__Given exercise__. Search the data below for the string "structured". Extract every line that contains it.

__Given records__.
--- start ---
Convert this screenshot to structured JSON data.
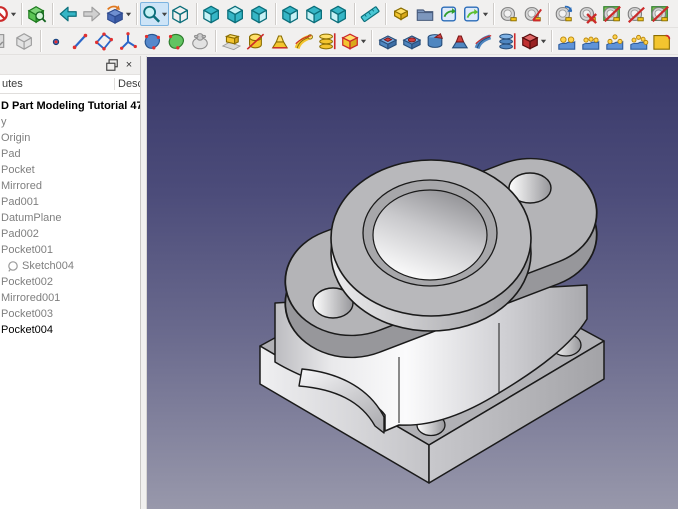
{
  "toolbars": {
    "row1": [
      {
        "icon": "draw-style",
        "name": "draw-style",
        "dropdown": true,
        "cut": true
      },
      {
        "sep": true
      },
      {
        "icon": "fit-all",
        "name": "view-fit-all"
      },
      {
        "sep": true
      },
      {
        "icon": "nav-back",
        "name": "navigate-back"
      },
      {
        "icon": "nav-forward",
        "name": "navigate-forward",
        "disabled": true
      },
      {
        "icon": "linked-object",
        "name": "go-to-linked-object",
        "dropdown": true
      },
      {
        "sep": true
      },
      {
        "icon": "zoom",
        "name": "zoom-tools",
        "active": true,
        "dropdown": true
      },
      {
        "icon": "cube-axo",
        "name": "view-axonometric"
      },
      {
        "sep": true
      },
      {
        "icon": "cube-front",
        "name": "view-front"
      },
      {
        "icon": "cube-top",
        "name": "view-top"
      },
      {
        "icon": "cube-right",
        "name": "view-right"
      },
      {
        "sep": true
      },
      {
        "icon": "cube-rear",
        "name": "view-rear"
      },
      {
        "icon": "cube-bottom",
        "name": "view-bottom"
      },
      {
        "icon": "cube-left",
        "name": "view-left"
      },
      {
        "sep": true
      },
      {
        "icon": "ruler",
        "name": "measure-distance"
      },
      {
        "sep": true
      },
      {
        "icon": "create-part",
        "name": "create-part"
      },
      {
        "icon": "create-group",
        "name": "create-group"
      },
      {
        "icon": "make-link",
        "name": "make-link"
      },
      {
        "icon": "make-sub-link",
        "name": "make-sub-link",
        "dropdown": true
      },
      {
        "sep": true
      },
      {
        "icon": "measure-linear",
        "name": "measure-linear"
      },
      {
        "icon": "measure-angular",
        "name": "measure-angular"
      },
      {
        "sep": true
      },
      {
        "icon": "measure-refresh",
        "name": "measure-refresh"
      },
      {
        "icon": "measure-clear",
        "name": "measure-clear-all"
      },
      {
        "icon": "measure-toggle-3d",
        "name": "toggle-measurement-3d"
      },
      {
        "icon": "measure-toggle-delta",
        "name": "toggle-measurement-delta"
      },
      {
        "icon": "measure-toggle-3d",
        "name": "toggle-measurement-overflow"
      }
    ],
    "row2": [
      {
        "icon": "cut-gray",
        "name": "toolbar-cut-icon",
        "cut": true
      },
      {
        "icon": "create-body",
        "name": "create-body",
        "disabled": true
      },
      {
        "sep": true
      },
      {
        "icon": "datum-point",
        "name": "create-datum-point"
      },
      {
        "icon": "datum-line",
        "name": "create-datum-line"
      },
      {
        "icon": "datum-plane",
        "name": "create-datum-plane"
      },
      {
        "icon": "datum-cs",
        "name": "create-local-coordinate-system"
      },
      {
        "icon": "shape-binder",
        "name": "create-shape-binder"
      },
      {
        "icon": "sub-shape-binder",
        "name": "create-sub-shape-binder"
      },
      {
        "icon": "clone",
        "name": "create-clone"
      },
      {
        "sep": true
      },
      {
        "icon": "pad",
        "name": "pad"
      },
      {
        "icon": "revolution",
        "name": "revolution"
      },
      {
        "icon": "additive-loft",
        "name": "additive-loft"
      },
      {
        "icon": "additive-pipe",
        "name": "additive-pipe"
      },
      {
        "icon": "additive-helix",
        "name": "additive-helix"
      },
      {
        "icon": "additive-primitive",
        "name": "additive-primitive",
        "dropdown": true
      },
      {
        "sep": true
      },
      {
        "icon": "pocket",
        "name": "pocket"
      },
      {
        "icon": "hole",
        "name": "hole"
      },
      {
        "icon": "groove",
        "name": "groove"
      },
      {
        "icon": "subtractive-loft",
        "name": "subtractive-loft"
      },
      {
        "icon": "subtractive-pipe",
        "name": "subtractive-pipe"
      },
      {
        "icon": "subtractive-helix",
        "name": "subtractive-helix"
      },
      {
        "icon": "subtractive-primitive",
        "name": "subtractive-primitive",
        "dropdown": true
      },
      {
        "sep": true
      },
      {
        "icon": "mirrored",
        "name": "mirrored-transform"
      },
      {
        "icon": "linear-pattern",
        "name": "linear-pattern"
      },
      {
        "icon": "polar-pattern",
        "name": "polar-pattern"
      },
      {
        "icon": "multi-transform",
        "name": "multi-transform"
      },
      {
        "icon": "fillet-cut",
        "name": "toolbar-overflow-icon"
      }
    ]
  },
  "side_panel": {
    "dock": {
      "float_label": "float",
      "close_label": "×"
    },
    "columns": [
      {
        "label": "utes"
      },
      {
        "label": "Desc"
      }
    ],
    "tree": [
      {
        "label": "D Part Modeling Tutorial 47",
        "style": "bold"
      },
      {
        "label": "y",
        "style": "normal"
      },
      {
        "label": "Origin",
        "gray": true
      },
      {
        "label": "Pad",
        "gray": true
      },
      {
        "label": "Pocket",
        "gray": true
      },
      {
        "label": "Mirrored",
        "gray": true
      },
      {
        "label": "Pad001",
        "gray": true
      },
      {
        "label": "DatumPlane",
        "gray": true
      },
      {
        "label": "Pad002",
        "gray": true
      },
      {
        "label": "Pocket001",
        "gray": true
      },
      {
        "label": "Sketch004",
        "gray": true,
        "icon": "sketch-icon"
      },
      {
        "label": "Pocket002",
        "gray": true
      },
      {
        "label": "Mirrored001",
        "gray": true
      },
      {
        "label": "Pocket003",
        "gray": true
      },
      {
        "label": "Pocket004",
        "style": "active"
      }
    ]
  },
  "viewport": {
    "background_top": "#383869",
    "background_bottom": "#9898ab",
    "model": "flange-bracket-part",
    "model_color": "#b2b2b5",
    "edge_color": "#1a1a1a"
  }
}
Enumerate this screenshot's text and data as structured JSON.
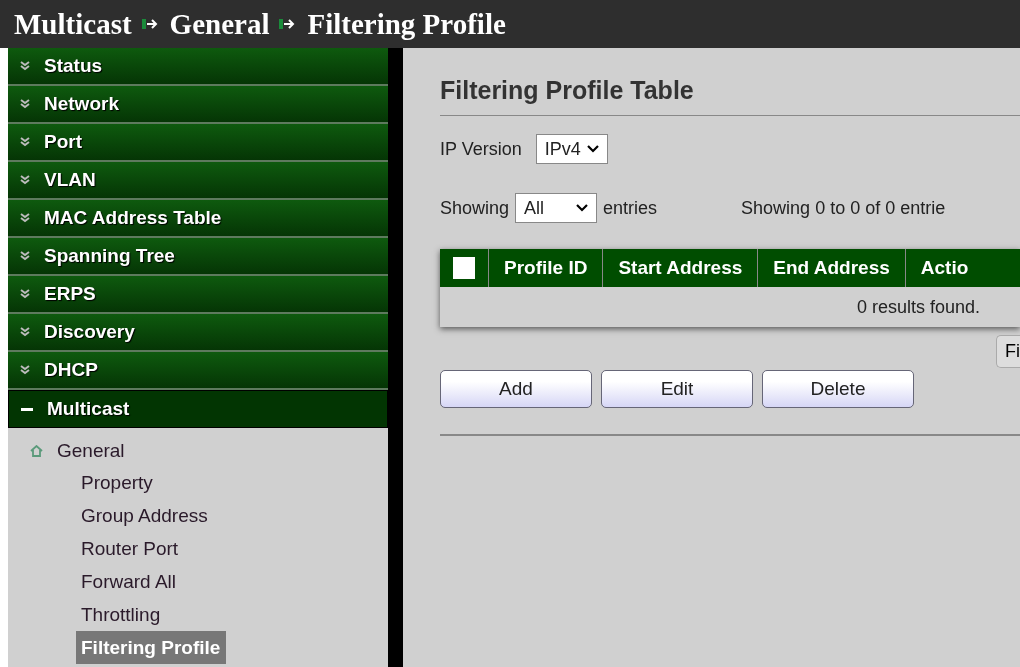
{
  "breadcrumb": [
    "Multicast",
    "General",
    "Filtering Profile"
  ],
  "sidebar": {
    "items": [
      {
        "label": "Status",
        "expanded": false
      },
      {
        "label": "Network",
        "expanded": false
      },
      {
        "label": "Port",
        "expanded": false
      },
      {
        "label": "VLAN",
        "expanded": false
      },
      {
        "label": "MAC Address Table",
        "expanded": false
      },
      {
        "label": "Spanning Tree",
        "expanded": false
      },
      {
        "label": "ERPS",
        "expanded": false
      },
      {
        "label": "Discovery",
        "expanded": false
      },
      {
        "label": "DHCP",
        "expanded": false
      },
      {
        "label": "Multicast",
        "expanded": true,
        "children": [
          {
            "label": "General",
            "children": [
              {
                "label": "Property",
                "selected": false
              },
              {
                "label": "Group Address",
                "selected": false
              },
              {
                "label": "Router Port",
                "selected": false
              },
              {
                "label": "Forward All",
                "selected": false
              },
              {
                "label": "Throttling",
                "selected": false
              },
              {
                "label": "Filtering Profile",
                "selected": true
              }
            ]
          }
        ]
      }
    ]
  },
  "content": {
    "title": "Filtering Profile Table",
    "ip_version": {
      "label": "IP Version",
      "value": "IPv4"
    },
    "showing": {
      "label": "Showing",
      "value": "All",
      "suffix": "entries",
      "info": "Showing 0 to 0 of 0 entrie"
    },
    "table": {
      "select_all": {
        "checked": false
      },
      "columns": [
        "Profile ID",
        "Start Address",
        "End Address",
        "Actio"
      ],
      "empty_message": "0 results found."
    },
    "cut_button": "Fi",
    "buttons": [
      "Add",
      "Edit",
      "Delete"
    ]
  }
}
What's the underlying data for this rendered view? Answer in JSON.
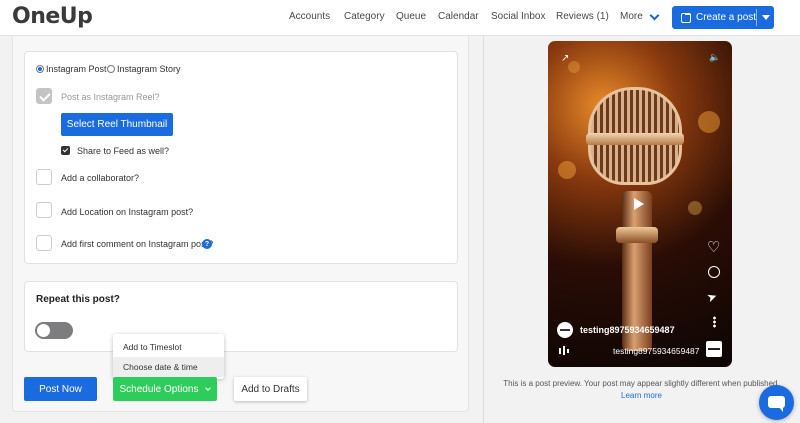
{
  "header": {
    "logo": "OneUp",
    "nav": [
      "Accounts",
      "Category",
      "Queue",
      "Calendar",
      "Social Inbox",
      "Reviews (1)"
    ],
    "more_label": "More",
    "create_label": "Create a post"
  },
  "post_type": {
    "options": [
      "Instagram Post",
      "Instagram Story"
    ],
    "selected": "Instagram Post"
  },
  "options": {
    "reel_label": "Post as Instagram Reel?",
    "reel_checked": true,
    "thumbnail_button": "Select Reel Thumbnail",
    "share_feed_label": "Share to Feed as well?",
    "share_feed_checked": true,
    "collaborator_label": "Add a collaborator?",
    "location_label": "Add Location on Instagram post?",
    "first_comment_label": "Add first comment on Instagram post?",
    "help_glyph": "?"
  },
  "repeat": {
    "title": "Repeat this post?",
    "enabled": false
  },
  "schedule_menu": {
    "items": [
      "Add to Timeslot",
      "Choose date & time"
    ],
    "highlighted": "Choose date & time"
  },
  "actions": {
    "post_now": "Post Now",
    "schedule": "Schedule Options",
    "drafts": "Add to Drafts"
  },
  "preview": {
    "username": "testing8975934659487",
    "audio_username": "testing8975934659487",
    "note": "This is a post preview. Your post may appear slightly different when published.",
    "learn_more": "Learn more"
  },
  "icons": {
    "external": "↗",
    "speaker": "🔈",
    "heart": "♡",
    "send": "➤"
  },
  "colors": {
    "accent": "#1a6ae0",
    "schedule": "#2ecc5b"
  }
}
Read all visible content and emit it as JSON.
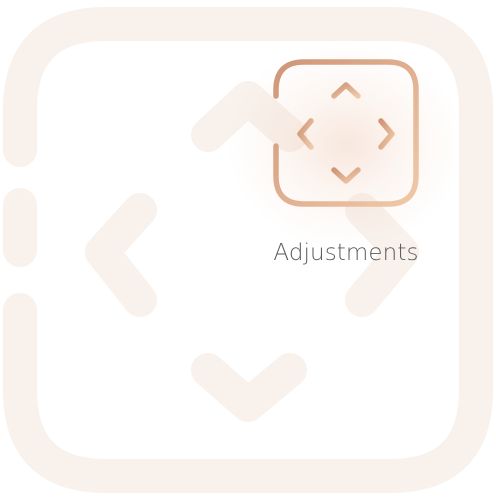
{
  "colors": {
    "watermark": "#f8f1ec",
    "icon_gradient_start": "#cf9678",
    "icon_gradient_end": "#f0c9a8",
    "label": "#5a5a5a",
    "glow": "#f1d6c6"
  },
  "icons": {
    "background": "adjustments-icon",
    "primary": "adjustments-icon"
  },
  "tile": {
    "label": "Adjustments"
  }
}
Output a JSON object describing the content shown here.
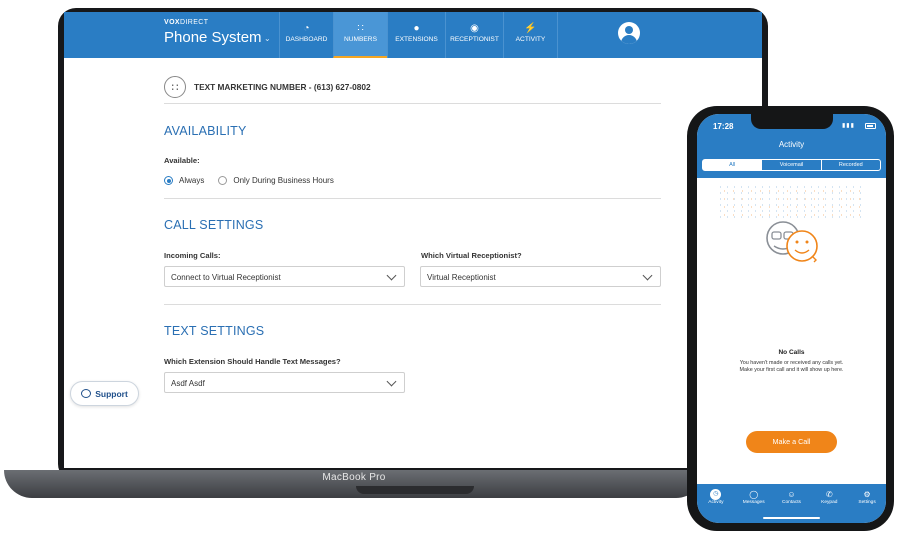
{
  "laptop": {
    "model_label": "MacBook Pro",
    "brand": {
      "prefix": "VOX",
      "suffix": "DIRECT",
      "product": "Phone System"
    },
    "nav": [
      {
        "label": "DASHBOARD",
        "icon": "gauge-icon"
      },
      {
        "label": "NUMBERS",
        "icon": "keypad-icon",
        "active": true
      },
      {
        "label": "EXTENSIONS",
        "icon": "person-icon"
      },
      {
        "label": "RECEPTIONIST",
        "icon": "headset-icon"
      },
      {
        "label": "ACTIVITY",
        "icon": "bolt-icon"
      }
    ],
    "number_title": "TEXT MARKETING NUMBER - (613) 627-0802",
    "availability": {
      "heading": "AVAILABILITY",
      "label": "Available:",
      "options": [
        "Always",
        "Only During Business Hours"
      ],
      "selected": "Always"
    },
    "call_settings": {
      "heading": "CALL SETTINGS",
      "incoming_label": "Incoming Calls:",
      "incoming_value": "Connect to Virtual Receptionist",
      "receptionist_label": "Which Virtual Receptionist?",
      "receptionist_value": "Virtual Receptionist"
    },
    "text_settings": {
      "heading": "TEXT SETTINGS",
      "extension_label": "Which Extension Should Handle Text Messages?",
      "extension_value": "Asdf Asdf"
    },
    "support_label": "Support"
  },
  "phone": {
    "time": "17:28",
    "title": "Activity",
    "tabs": [
      "All",
      "Voicemail",
      "Recorded"
    ],
    "active_tab": "All",
    "empty_title": "No Calls",
    "empty_desc": "You haven't made or received any calls yet. Make your first call and it will show up here.",
    "cta": "Make a Call",
    "tabbar": [
      {
        "label": "Activity",
        "icon": "clock-icon"
      },
      {
        "label": "Messages",
        "icon": "chat-icon"
      },
      {
        "label": "Contacts",
        "icon": "contacts-icon"
      },
      {
        "label": "Keypad",
        "icon": "handset-icon"
      },
      {
        "label": "Settings",
        "icon": "gear-icon"
      }
    ]
  },
  "colors": {
    "brand_blue": "#2a7dc4",
    "accent_orange": "#f08519",
    "heading_blue": "#2a6fb3"
  }
}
--- end ---
__Result below__.
Convert this screenshot to structured JSON data.
Enumerate this screenshot's text and data as structured JSON.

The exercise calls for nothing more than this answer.